▶ Written request
Please quote every one of the lines below word for word, in the same order.

▶ Provided records
◆ ◆ ◆ ◆

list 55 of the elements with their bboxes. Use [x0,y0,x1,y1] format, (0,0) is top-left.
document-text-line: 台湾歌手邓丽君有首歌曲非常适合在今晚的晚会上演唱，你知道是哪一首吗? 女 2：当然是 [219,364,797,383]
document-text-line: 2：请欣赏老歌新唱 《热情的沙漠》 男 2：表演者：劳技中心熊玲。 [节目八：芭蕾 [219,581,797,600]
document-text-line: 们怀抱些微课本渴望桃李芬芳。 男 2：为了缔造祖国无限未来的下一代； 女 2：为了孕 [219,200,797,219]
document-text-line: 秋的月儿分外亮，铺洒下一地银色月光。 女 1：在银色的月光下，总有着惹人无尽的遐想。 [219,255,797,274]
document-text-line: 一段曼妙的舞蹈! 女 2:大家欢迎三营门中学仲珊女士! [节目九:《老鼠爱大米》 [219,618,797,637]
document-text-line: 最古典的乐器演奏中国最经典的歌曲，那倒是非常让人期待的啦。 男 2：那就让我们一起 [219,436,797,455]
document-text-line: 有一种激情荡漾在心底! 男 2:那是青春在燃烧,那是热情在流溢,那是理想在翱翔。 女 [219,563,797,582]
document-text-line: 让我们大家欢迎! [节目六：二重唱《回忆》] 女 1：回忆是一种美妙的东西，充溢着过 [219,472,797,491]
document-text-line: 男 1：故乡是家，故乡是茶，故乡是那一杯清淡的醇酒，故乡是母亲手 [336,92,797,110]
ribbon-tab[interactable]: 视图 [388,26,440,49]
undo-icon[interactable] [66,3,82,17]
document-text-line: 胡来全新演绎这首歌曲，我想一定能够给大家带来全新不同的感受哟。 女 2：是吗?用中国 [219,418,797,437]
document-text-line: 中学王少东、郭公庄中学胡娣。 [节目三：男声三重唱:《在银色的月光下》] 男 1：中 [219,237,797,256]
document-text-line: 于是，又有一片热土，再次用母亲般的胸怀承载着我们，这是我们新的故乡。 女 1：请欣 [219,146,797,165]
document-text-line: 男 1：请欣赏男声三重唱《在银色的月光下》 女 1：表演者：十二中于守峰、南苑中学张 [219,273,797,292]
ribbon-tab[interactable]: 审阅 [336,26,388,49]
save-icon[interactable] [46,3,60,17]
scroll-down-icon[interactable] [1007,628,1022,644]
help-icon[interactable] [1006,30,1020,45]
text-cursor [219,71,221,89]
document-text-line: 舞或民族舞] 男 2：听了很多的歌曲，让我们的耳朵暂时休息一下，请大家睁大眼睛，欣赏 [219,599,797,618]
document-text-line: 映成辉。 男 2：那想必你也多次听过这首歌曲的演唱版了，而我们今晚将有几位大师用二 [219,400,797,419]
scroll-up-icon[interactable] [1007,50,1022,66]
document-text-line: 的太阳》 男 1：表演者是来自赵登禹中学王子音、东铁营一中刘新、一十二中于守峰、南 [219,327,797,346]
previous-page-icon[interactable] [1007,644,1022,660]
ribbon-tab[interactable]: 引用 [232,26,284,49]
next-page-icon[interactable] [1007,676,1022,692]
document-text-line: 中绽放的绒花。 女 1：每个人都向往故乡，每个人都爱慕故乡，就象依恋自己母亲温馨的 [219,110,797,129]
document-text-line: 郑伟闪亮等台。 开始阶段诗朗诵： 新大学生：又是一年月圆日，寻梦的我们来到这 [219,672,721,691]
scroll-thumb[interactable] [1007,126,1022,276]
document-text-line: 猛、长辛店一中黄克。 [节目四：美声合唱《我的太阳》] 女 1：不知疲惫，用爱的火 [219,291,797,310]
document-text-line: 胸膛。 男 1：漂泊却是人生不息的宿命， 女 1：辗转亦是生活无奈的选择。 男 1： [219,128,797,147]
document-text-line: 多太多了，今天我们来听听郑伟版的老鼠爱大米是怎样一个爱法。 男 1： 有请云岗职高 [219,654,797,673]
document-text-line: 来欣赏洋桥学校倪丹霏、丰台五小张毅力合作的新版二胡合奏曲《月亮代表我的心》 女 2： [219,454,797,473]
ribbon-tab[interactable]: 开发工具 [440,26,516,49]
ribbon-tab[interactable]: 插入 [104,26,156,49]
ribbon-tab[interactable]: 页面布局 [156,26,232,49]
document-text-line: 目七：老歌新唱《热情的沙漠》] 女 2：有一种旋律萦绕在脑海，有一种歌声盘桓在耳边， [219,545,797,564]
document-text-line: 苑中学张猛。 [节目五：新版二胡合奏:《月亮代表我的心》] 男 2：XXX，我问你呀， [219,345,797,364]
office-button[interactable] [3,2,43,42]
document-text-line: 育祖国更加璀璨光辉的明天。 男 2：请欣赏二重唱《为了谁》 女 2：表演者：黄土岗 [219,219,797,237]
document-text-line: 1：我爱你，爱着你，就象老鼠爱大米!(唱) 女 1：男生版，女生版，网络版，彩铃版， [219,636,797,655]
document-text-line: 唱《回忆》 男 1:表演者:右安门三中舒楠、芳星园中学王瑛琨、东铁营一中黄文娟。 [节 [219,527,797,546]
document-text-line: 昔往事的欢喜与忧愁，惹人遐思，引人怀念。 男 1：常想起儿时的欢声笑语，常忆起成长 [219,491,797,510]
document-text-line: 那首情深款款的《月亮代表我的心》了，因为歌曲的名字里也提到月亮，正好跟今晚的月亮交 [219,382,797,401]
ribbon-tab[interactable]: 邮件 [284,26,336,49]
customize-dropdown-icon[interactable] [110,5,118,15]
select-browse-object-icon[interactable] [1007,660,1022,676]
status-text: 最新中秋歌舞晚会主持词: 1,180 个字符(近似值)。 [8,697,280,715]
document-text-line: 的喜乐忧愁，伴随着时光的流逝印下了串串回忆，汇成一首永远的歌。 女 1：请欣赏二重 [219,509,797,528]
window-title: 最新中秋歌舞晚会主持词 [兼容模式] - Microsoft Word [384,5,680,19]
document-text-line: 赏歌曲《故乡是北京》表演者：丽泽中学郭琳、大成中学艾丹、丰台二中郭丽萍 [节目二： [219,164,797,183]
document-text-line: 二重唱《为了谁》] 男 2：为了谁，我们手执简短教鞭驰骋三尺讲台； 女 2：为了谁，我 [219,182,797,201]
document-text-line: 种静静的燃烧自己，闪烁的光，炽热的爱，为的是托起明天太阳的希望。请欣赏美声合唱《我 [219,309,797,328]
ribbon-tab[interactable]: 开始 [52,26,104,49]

◆ ◆ ◆ ◆

▶ Answer in full
list 55 of the elements with their bboxes. Use [x0,y0,x1,y1] format, (0,0) is top-left.
document-text-line: 台湾歌手邓丽君有首歌曲非常适合在今晚的晚会上演唱，你知道是哪一首吗? 女 2：当然是 [219,364,797,383]
document-text-line: 2：请欣赏老歌新唱 《热情的沙漠》 男 2：表演者：劳技中心熊玲。 [节目八：芭蕾 [219,581,797,600]
document-text-line: 们怀抱些微课本渴望桃李芬芳。 男 2：为了缔造祖国无限未来的下一代； 女 2：为了孕 [219,200,797,219]
document-text-line: 秋的月儿分外亮，铺洒下一地银色月光。 女 1：在银色的月光下，总有着惹人无尽的遐想。 [219,255,797,274]
document-text-line: 一段曼妙的舞蹈! 女 2:大家欢迎三营门中学仲珊女士! [节目九:《老鼠爱大米》 [219,618,797,637]
document-text-line: 最古典的乐器演奏中国最经典的歌曲，那倒是非常让人期待的啦。 男 2：那就让我们一起 [219,436,797,455]
document-text-line: 有一种激情荡漾在心底! 男 2:那是青春在燃烧,那是热情在流溢,那是理想在翱翔。 女 [219,563,797,582]
document-text-line: 让我们大家欢迎! [节目六：二重唱《回忆》] 女 1：回忆是一种美妙的东西，充溢着过 [219,472,797,491]
document-text-line: 男 1：故乡是家，故乡是茶，故乡是那一杯清淡的醇酒，故乡是母亲手 [336,92,797,110]
ribbon-tab[interactable]: 视图 [388,26,440,49]
undo-icon[interactable] [66,3,82,17]
document-text-line: 胡来全新演绎这首歌曲，我想一定能够给大家带来全新不同的感受哟。 女 2：是吗?用中国 [219,418,797,437]
document-text-line: 中学王少东、郭公庄中学胡娣。 [节目三：男声三重唱:《在银色的月光下》] 男 1：中 [219,237,797,256]
document-text-line: 于是，又有一片热土，再次用母亲般的胸怀承载着我们，这是我们新的故乡。 女 1：请欣 [219,146,797,165]
document-text-line: 男 1：请欣赏男声三重唱《在银色的月光下》 女 1：表演者：十二中于守峰、南苑中学张 [219,273,797,292]
ribbon-tab[interactable]: 审阅 [336,26,388,49]
save-icon[interactable] [46,3,60,17]
scroll-down-icon[interactable] [1007,628,1022,644]
help-icon[interactable] [1006,30,1020,45]
text-cursor [219,71,221,89]
document-text-line: 舞或民族舞] 男 2：听了很多的歌曲，让我们的耳朵暂时休息一下，请大家睁大眼睛，欣赏 [219,599,797,618]
document-text-line: 映成辉。 男 2：那想必你也多次听过这首歌曲的演唱版了，而我们今晚将有几位大师用二 [219,400,797,419]
scroll-up-icon[interactable] [1007,50,1022,66]
document-text-line: 的太阳》 男 1：表演者是来自赵登禹中学王子音、东铁营一中刘新、一十二中于守峰、南 [219,327,797,346]
previous-page-icon[interactable] [1007,644,1022,660]
ribbon-tab[interactable]: 引用 [232,26,284,49]
next-page-icon[interactable] [1007,676,1022,692]
document-text-line: 中绽放的绒花。 女 1：每个人都向往故乡，每个人都爱慕故乡，就象依恋自己母亲温馨的 [219,110,797,129]
document-text-line: 郑伟闪亮等台。 开始阶段诗朗诵： 新大学生：又是一年月圆日，寻梦的我们来到这 [219,672,721,691]
scroll-thumb[interactable] [1007,126,1022,276]
document-text-line: 猛、长辛店一中黄克。 [节目四：美声合唱《我的太阳》] 女 1：不知疲惫，用爱的火 [219,291,797,310]
document-text-line: 胸膛。 男 1：漂泊却是人生不息的宿命， 女 1：辗转亦是生活无奈的选择。 男 1： [219,128,797,147]
document-text-line: 多太多了，今天我们来听听郑伟版的老鼠爱大米是怎样一个爱法。 男 1： 有请云岗职高 [219,654,797,673]
document-text-line: 来欣赏洋桥学校倪丹霏、丰台五小张毅力合作的新版二胡合奏曲《月亮代表我的心》 女 2： [219,454,797,473]
ribbon-tab[interactable]: 开发工具 [440,26,516,49]
ribbon-tab[interactable]: 插入 [104,26,156,49]
ribbon-tab[interactable]: 页面布局 [156,26,232,49]
document-text-line: 目七：老歌新唱《热情的沙漠》] 女 2：有一种旋律萦绕在脑海，有一种歌声盘桓在耳边， [219,545,797,564]
document-text-line: 苑中学张猛。 [节目五：新版二胡合奏:《月亮代表我的心》] 男 2：XXX，我问你呀， [219,345,797,364]
office-button[interactable] [3,2,43,42]
document-text-line: 育祖国更加璀璨光辉的明天。 男 2：请欣赏二重唱《为了谁》 女 2：表演者：黄土岗 [219,219,797,237]
document-text-line: 1：我爱你，爱着你，就象老鼠爱大米!(唱) 女 1：男生版，女生版，网络版，彩铃版， [219,636,797,655]
document-text-line: 唱《回忆》 男 1:表演者:右安门三中舒楠、芳星园中学王瑛琨、东铁营一中黄文娟。 [节 [219,527,797,546]
document-text-line: 昔往事的欢喜与忧愁，惹人遐思，引人怀念。 男 1：常想起儿时的欢声笑语，常忆起成长 [219,491,797,510]
document-text-line: 那首情深款款的《月亮代表我的心》了，因为歌曲的名字里也提到月亮，正好跟今晚的月亮交 [219,382,797,401]
ribbon-tab[interactable]: 邮件 [284,26,336,49]
customize-dropdown-icon[interactable] [110,5,118,15]
select-browse-object-icon[interactable] [1007,660,1022,676]
status-text: 最新中秋歌舞晚会主持词: 1,180 个字符(近似值)。 [8,697,280,715]
document-text-line: 的喜乐忧愁，伴随着时光的流逝印下了串串回忆，汇成一首永远的歌。 女 1：请欣赏二重 [219,509,797,528]
window-title: 最新中秋歌舞晚会主持词 [兼容模式] - Microsoft Word [384,5,680,19]
document-text-line: 赏歌曲《故乡是北京》表演者：丽泽中学郭琳、大成中学艾丹、丰台二中郭丽萍 [节目二： [219,164,797,183]
document-text-line: 二重唱《为了谁》] 男 2：为了谁，我们手执简短教鞭驰骋三尺讲台； 女 2：为了谁，我 [219,182,797,201]
document-text-line: 种静静的燃烧自己，闪烁的光，炽热的爱，为的是托起明天太阳的希望。请欣赏美声合唱《我 [219,309,797,328]
ribbon-tab[interactable]: 开始 [52,26,104,49]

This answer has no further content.